■ Instructions for the task
The listing below must be repeated word for word, with its images excluded.

----- Stored records -----

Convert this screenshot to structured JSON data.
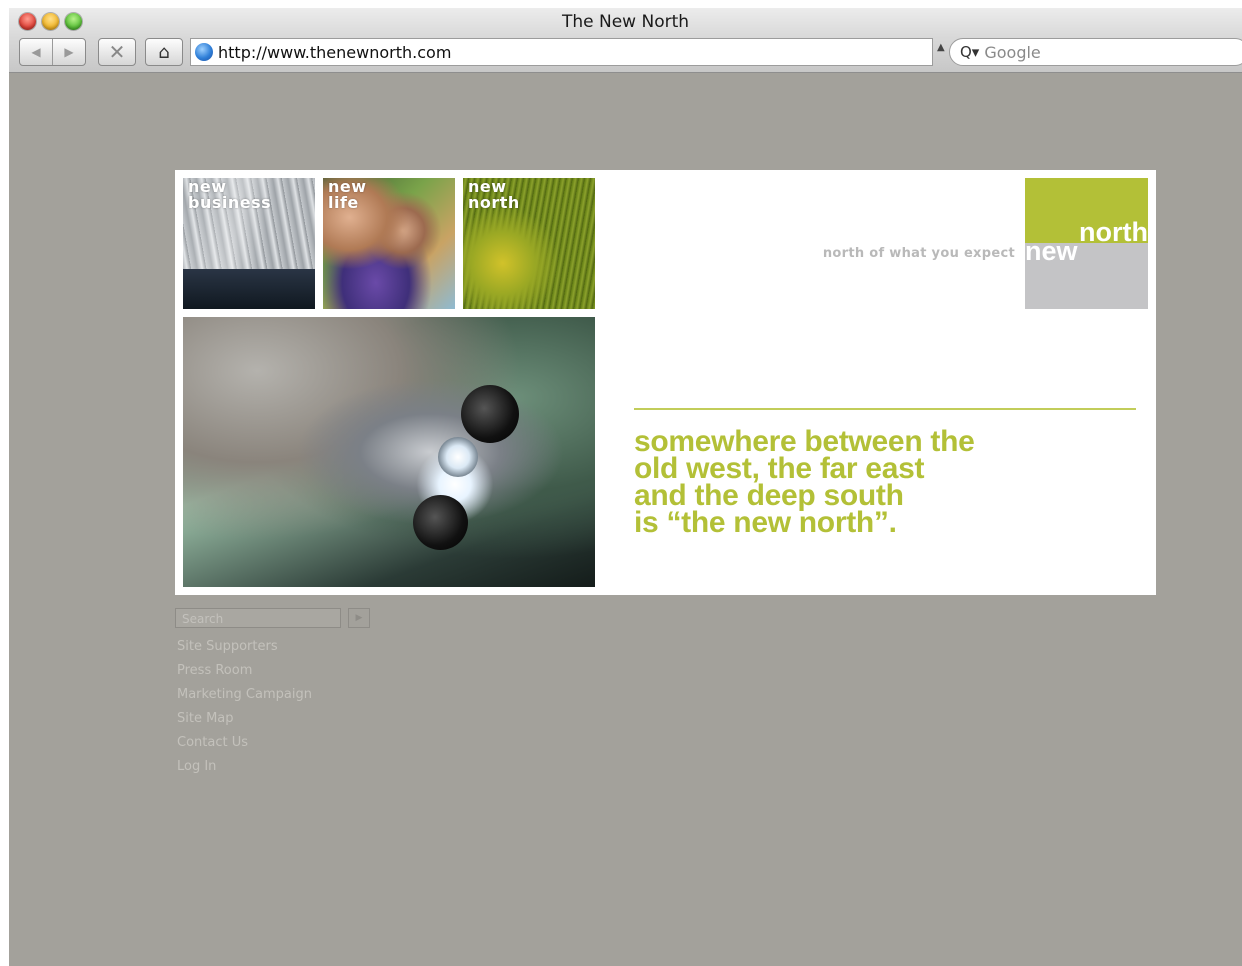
{
  "browser": {
    "window_title": "The New North",
    "url": "http://www.thenewnorth.com",
    "search_placeholder": "Google",
    "nav_back_glyph": "◀",
    "nav_forward_glyph": "▶",
    "stop_glyph": "✕",
    "home_glyph": "⌂",
    "search_glyph": "Q▾",
    "url_dropdown_glyph": "▲"
  },
  "tiles": {
    "business": {
      "line1": "new",
      "line2": "business"
    },
    "life": {
      "line1": "new",
      "line2": "life"
    },
    "north": {
      "line1": "new",
      "line2": "north"
    }
  },
  "logo": {
    "word_north": "north",
    "word_new": "new"
  },
  "tagline": "north of what you expect",
  "headline": {
    "line1": "somewhere between the",
    "line2": "old west, the far east",
    "line3": "and the deep south",
    "line4": "is “the new north”."
  },
  "site_search": {
    "placeholder": "Search",
    "go_glyph": "▶"
  },
  "footer_links": [
    "Site Supporters",
    "Press Room",
    "Marketing Campaign",
    "Site Map",
    "Contact Us",
    "Log In"
  ],
  "colors": {
    "page_background": "#a3a19b",
    "brand_green": "#b3c037",
    "logo_grey": "#c4c4c6"
  }
}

-----

■ The reply
Convert this screenshot to structured JSON data.
{
  "browser": {
    "window_title": "The New North",
    "url": "http://www.thenewnorth.com",
    "search_placeholder": "Google",
    "nav_back_glyph": "◀",
    "nav_forward_glyph": "▶",
    "stop_glyph": "✕",
    "home_glyph": "⌂",
    "search_glyph": "Q▾",
    "url_dropdown_glyph": "▲"
  },
  "tiles": {
    "business": {
      "line1": "new",
      "line2": "business"
    },
    "life": {
      "line1": "new",
      "line2": "life"
    },
    "north": {
      "line1": "new",
      "line2": "north"
    }
  },
  "logo": {
    "word_north": "north",
    "word_new": "new"
  },
  "tagline": "north of what you expect",
  "headline": {
    "line1": "somewhere between the",
    "line2": "old west, the far east",
    "line3": "and the deep south",
    "line4": "is “the new north”."
  },
  "site_search": {
    "placeholder": "Search",
    "go_glyph": "▶"
  },
  "footer_links": [
    "Site Supporters",
    "Press Room",
    "Marketing Campaign",
    "Site Map",
    "Contact Us",
    "Log In"
  ],
  "colors": {
    "page_background": "#a3a19b",
    "brand_green": "#b3c037",
    "logo_grey": "#c4c4c6"
  }
}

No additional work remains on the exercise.